» 課題 A
本文によると、「XML文書技術の新展開」はどのコンファレンスの、どのトラックで開催されたか。
» 課題 B
本文は、「知識創造型社会」においてバラバラに存在する知識・経験・ノウハウ・知恵などを情報資産として組織的に共有・活用する目的を何としているか。本文の記述に基づき説明せよ。

» 提供本文
────────────────

2005年2月4日PAGE2005コンファレンスで開催されたグラフィックストラックの「XML文書技術の新展開」では,トライデントシステム 代表取締役 鶴岡仁志氏,W3C HTMLアクティビティリード 石川雅康氏,ジャストシステム 代表取締役専務 浮川初子氏にXML複合文書を中心に標準化活動とプラットフォーム技術についてお話を伺った。


 XMLを取り巻く時代背景や社会全体がどうなっていくかを考えてみる。そこでは,知識情報という「資産化」が鍵になってくるのではないだろうか。
 「知識創造型社会」では,バラバラに存在している知識・経験・ノウハウ・知恵などを情報資産として組織的に共有・活用することによって,組織全体の競争力を高める「価値創造のイノベーション」を起こしていくことが求められる。
 バラバラに存在する情報化知識を,組織全体の知的資産として再利用が可能な形で共有するためには,このXMLの持つ力をいかにうまく活用していくかが鍵となる。
 インターネットはコミュニケーション分野の革命であったが,XMLは価値創造の方法そのものの革命ではないだろうか。

────────────────

» データレコード
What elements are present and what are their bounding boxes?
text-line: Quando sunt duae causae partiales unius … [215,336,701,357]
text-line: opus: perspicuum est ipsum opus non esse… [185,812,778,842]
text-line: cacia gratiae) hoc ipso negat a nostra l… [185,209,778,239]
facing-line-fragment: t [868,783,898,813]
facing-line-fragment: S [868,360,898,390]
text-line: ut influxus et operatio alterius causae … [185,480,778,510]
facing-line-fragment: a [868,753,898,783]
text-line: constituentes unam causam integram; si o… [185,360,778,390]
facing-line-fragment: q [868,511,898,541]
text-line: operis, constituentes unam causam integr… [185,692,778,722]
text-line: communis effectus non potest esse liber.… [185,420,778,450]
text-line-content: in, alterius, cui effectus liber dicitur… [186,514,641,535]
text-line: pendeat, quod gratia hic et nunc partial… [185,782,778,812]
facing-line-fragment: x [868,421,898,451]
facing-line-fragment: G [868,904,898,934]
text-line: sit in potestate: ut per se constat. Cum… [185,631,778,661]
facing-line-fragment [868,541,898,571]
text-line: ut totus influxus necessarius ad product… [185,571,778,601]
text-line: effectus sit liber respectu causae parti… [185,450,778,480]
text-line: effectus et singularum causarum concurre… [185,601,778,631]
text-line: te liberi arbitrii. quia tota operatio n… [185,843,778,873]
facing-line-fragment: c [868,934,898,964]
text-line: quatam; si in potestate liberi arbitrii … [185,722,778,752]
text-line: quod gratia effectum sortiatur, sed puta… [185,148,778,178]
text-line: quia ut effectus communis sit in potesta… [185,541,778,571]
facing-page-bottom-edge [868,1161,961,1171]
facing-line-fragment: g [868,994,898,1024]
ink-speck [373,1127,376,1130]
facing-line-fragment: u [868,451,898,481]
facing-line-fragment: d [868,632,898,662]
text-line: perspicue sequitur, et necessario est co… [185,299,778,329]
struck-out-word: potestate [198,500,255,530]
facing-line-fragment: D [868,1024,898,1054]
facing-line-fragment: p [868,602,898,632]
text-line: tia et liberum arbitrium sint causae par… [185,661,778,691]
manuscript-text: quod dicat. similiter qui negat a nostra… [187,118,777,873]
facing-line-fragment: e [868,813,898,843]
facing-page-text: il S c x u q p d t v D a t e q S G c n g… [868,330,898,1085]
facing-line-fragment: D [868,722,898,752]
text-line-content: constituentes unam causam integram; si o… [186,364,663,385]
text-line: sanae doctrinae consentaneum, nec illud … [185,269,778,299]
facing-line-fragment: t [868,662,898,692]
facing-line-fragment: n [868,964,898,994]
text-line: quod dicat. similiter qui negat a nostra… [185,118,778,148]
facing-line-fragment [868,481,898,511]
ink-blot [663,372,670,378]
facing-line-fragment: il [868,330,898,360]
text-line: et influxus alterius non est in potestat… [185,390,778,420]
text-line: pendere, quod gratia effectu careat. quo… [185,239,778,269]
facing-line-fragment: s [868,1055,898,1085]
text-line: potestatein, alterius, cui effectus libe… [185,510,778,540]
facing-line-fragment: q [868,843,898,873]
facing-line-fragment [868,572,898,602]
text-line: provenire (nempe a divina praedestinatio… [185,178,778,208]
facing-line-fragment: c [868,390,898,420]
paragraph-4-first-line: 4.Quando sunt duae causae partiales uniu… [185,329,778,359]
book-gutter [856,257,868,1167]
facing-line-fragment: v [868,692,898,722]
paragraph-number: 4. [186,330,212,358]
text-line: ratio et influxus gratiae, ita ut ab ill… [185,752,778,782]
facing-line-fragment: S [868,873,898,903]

────────────────

» 解答 A
PAGE2005コンファレンスのグラフィックストラックで開催された。

» 解答 B
組織全体の競争力を高める「価値創造のイノベーション」を起こすことが目的とされている。そのために、知識・経験・ノウハウ・知恵などを組織的に共有・活用することが求められている。